▶ [Required work]
Find every line in the records below that holds the word "ylabel", and copy each one.

▶ [Data shown]
◆ ◆ ◆ ◆

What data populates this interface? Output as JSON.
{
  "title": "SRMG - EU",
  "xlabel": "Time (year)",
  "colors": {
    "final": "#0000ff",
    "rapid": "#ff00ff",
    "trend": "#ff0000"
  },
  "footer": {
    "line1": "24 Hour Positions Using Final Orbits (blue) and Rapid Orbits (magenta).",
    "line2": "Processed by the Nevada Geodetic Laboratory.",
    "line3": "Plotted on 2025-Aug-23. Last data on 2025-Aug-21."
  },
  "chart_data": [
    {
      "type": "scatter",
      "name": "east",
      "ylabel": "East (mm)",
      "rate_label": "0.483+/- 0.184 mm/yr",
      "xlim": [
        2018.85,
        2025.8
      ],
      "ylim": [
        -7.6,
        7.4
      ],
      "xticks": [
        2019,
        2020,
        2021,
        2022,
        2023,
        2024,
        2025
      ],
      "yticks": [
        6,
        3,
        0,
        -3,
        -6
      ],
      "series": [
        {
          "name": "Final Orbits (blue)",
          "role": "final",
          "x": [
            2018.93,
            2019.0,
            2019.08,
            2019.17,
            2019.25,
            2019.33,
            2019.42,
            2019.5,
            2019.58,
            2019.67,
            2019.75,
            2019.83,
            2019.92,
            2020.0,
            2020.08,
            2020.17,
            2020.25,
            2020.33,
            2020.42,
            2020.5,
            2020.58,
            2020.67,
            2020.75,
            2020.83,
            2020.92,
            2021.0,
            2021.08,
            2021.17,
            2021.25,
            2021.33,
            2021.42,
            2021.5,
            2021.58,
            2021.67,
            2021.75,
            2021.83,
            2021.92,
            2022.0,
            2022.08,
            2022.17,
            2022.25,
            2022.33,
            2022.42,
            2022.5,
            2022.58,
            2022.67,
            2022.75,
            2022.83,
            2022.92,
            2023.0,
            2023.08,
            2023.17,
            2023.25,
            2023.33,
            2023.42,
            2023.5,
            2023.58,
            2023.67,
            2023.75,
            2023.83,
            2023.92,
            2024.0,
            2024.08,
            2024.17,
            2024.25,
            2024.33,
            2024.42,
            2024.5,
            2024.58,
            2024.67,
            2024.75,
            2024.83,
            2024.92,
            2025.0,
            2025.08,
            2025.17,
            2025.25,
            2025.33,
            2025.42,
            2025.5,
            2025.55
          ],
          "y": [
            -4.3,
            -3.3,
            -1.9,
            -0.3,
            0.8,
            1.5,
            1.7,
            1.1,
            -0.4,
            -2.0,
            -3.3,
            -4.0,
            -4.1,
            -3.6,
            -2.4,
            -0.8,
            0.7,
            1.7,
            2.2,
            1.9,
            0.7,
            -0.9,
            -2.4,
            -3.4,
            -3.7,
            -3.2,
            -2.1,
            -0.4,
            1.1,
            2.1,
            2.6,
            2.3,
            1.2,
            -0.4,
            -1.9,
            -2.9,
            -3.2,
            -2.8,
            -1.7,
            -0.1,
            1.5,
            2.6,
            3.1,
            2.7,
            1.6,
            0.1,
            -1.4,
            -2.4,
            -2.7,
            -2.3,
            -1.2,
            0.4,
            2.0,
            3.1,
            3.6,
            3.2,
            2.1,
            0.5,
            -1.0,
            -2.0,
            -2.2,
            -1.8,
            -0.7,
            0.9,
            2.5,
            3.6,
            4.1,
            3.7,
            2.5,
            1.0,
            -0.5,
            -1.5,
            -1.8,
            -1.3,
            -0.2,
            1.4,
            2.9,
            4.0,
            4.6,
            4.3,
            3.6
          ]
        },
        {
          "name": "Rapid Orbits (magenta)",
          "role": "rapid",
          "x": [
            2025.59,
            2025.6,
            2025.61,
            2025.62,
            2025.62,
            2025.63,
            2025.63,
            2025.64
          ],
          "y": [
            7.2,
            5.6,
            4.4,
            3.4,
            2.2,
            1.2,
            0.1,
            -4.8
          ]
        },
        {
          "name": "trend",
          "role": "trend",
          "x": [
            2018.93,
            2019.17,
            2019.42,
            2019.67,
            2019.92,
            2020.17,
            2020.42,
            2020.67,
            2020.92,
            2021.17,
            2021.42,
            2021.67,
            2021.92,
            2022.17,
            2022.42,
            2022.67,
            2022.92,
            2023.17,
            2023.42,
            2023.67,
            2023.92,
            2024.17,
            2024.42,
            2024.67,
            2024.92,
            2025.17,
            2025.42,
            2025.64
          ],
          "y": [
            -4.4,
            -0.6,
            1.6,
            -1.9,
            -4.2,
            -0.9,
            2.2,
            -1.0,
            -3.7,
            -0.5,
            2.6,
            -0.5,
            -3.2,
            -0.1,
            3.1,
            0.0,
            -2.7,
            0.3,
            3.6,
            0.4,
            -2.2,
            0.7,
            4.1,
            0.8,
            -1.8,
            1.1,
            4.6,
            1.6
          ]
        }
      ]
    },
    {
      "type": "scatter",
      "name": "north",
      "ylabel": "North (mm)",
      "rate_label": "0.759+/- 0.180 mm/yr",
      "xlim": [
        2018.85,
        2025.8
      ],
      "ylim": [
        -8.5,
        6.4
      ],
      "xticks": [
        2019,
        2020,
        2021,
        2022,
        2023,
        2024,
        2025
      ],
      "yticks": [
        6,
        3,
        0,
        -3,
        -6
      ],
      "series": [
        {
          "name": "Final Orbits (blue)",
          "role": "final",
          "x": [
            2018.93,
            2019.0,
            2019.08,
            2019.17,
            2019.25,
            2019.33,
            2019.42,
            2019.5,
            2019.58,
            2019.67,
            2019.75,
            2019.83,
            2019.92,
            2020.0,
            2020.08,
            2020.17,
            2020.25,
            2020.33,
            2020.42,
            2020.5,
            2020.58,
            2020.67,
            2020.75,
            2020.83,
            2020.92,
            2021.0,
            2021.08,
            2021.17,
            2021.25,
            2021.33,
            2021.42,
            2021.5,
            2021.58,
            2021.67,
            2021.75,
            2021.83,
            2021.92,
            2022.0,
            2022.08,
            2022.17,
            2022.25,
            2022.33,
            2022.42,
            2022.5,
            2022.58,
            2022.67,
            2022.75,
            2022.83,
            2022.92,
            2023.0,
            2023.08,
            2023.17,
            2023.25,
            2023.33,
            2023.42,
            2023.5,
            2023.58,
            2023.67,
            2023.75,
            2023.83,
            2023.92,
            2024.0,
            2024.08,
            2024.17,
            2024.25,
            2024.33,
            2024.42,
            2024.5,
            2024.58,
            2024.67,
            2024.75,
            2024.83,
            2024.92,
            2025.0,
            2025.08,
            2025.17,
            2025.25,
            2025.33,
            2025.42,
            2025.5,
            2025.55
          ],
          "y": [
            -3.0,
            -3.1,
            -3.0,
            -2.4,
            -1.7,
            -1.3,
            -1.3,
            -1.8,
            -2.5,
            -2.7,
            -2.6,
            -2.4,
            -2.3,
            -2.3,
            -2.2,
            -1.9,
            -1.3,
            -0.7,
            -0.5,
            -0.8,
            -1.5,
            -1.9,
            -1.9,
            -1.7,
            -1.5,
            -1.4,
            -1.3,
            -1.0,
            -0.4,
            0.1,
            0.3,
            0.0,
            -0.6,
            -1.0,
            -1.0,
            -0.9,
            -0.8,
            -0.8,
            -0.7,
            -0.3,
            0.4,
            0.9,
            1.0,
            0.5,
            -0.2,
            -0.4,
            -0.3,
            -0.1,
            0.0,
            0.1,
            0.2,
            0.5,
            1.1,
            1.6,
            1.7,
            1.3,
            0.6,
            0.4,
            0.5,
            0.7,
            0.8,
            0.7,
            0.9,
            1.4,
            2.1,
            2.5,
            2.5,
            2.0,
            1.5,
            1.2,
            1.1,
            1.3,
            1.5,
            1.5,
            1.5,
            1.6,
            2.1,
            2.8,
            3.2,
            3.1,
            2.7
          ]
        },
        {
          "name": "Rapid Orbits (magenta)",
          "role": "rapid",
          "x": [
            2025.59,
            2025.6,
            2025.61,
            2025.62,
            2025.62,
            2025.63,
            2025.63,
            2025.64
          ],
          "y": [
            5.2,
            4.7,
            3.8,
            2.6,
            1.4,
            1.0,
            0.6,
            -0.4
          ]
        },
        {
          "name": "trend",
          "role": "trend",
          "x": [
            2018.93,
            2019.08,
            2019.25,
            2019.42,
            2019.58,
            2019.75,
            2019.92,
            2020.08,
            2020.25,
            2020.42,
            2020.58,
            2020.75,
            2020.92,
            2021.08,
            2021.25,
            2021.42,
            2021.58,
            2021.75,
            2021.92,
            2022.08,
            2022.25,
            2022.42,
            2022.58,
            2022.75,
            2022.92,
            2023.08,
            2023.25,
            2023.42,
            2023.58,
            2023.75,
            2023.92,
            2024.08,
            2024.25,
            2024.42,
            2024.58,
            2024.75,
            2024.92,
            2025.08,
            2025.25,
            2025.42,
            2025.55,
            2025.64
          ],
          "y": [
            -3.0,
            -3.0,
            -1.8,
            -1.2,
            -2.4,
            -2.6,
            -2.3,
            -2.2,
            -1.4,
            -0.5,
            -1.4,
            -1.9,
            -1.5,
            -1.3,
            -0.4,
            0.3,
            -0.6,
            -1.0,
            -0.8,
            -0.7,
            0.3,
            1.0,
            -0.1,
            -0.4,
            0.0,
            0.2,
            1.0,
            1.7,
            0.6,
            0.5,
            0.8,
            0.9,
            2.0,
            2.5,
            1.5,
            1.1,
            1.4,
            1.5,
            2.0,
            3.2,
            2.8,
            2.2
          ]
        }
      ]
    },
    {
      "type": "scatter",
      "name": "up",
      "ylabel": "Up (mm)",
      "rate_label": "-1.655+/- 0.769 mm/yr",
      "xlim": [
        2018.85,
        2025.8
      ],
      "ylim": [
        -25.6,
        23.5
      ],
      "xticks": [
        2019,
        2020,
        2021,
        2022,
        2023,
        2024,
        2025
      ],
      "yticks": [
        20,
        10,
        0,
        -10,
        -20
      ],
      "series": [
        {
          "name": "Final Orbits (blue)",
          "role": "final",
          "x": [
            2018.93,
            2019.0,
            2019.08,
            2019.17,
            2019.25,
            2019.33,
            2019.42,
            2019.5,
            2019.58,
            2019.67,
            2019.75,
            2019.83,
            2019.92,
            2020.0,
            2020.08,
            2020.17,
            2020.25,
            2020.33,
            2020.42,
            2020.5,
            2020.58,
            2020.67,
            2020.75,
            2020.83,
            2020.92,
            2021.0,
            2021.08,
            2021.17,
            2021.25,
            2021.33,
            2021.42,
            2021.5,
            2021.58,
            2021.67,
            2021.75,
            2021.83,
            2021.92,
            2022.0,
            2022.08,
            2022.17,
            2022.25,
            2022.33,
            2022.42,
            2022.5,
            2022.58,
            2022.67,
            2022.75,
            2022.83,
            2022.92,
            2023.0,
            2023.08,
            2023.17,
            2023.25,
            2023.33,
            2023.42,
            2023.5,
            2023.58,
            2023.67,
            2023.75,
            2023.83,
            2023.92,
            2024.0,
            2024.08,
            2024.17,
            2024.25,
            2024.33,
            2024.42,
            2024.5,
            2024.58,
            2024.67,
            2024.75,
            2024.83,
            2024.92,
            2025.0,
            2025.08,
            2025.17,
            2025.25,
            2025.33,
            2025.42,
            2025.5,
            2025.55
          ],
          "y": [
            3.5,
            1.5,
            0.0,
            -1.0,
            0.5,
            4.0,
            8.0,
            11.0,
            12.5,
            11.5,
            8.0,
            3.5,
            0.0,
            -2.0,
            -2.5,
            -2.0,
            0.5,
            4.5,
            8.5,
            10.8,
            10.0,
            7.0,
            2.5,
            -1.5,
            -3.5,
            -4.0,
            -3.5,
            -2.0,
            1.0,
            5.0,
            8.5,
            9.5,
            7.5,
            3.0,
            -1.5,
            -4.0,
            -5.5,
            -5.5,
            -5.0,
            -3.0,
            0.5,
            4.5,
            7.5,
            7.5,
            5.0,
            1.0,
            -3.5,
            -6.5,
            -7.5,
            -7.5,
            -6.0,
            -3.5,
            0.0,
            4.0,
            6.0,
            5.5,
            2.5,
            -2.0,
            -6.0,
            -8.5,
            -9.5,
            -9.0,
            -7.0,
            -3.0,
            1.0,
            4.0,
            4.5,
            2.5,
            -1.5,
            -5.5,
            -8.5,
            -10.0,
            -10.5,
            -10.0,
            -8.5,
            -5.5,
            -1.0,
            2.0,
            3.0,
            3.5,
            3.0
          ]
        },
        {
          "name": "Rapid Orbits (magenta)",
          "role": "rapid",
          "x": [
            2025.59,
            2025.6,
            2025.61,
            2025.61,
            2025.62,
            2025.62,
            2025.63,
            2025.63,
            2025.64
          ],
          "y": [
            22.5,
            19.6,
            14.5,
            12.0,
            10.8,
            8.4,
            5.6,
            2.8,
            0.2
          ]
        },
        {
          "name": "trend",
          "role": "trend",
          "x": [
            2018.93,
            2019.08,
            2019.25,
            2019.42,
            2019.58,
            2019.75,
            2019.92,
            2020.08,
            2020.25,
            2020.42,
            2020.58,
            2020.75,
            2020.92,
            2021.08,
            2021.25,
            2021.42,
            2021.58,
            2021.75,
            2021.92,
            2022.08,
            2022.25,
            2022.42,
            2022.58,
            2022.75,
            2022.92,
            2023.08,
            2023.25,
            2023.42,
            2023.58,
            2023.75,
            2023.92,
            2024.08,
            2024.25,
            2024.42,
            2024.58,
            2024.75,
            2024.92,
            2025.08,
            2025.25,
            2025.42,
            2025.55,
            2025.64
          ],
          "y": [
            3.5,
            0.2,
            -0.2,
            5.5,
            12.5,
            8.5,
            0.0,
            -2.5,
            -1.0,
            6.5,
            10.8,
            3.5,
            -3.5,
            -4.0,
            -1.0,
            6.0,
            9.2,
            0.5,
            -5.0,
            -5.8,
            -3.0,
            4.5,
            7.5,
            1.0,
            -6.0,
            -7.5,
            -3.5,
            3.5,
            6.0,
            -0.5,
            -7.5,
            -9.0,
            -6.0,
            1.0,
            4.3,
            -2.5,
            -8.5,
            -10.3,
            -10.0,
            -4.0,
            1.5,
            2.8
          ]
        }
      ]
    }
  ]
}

◆ ◆ ◆ ◆

▶ [Response to this exercise]
      "ylabel": "East (mm)",
      "ylabel": "North (mm)",
      "ylabel": "Up (mm)",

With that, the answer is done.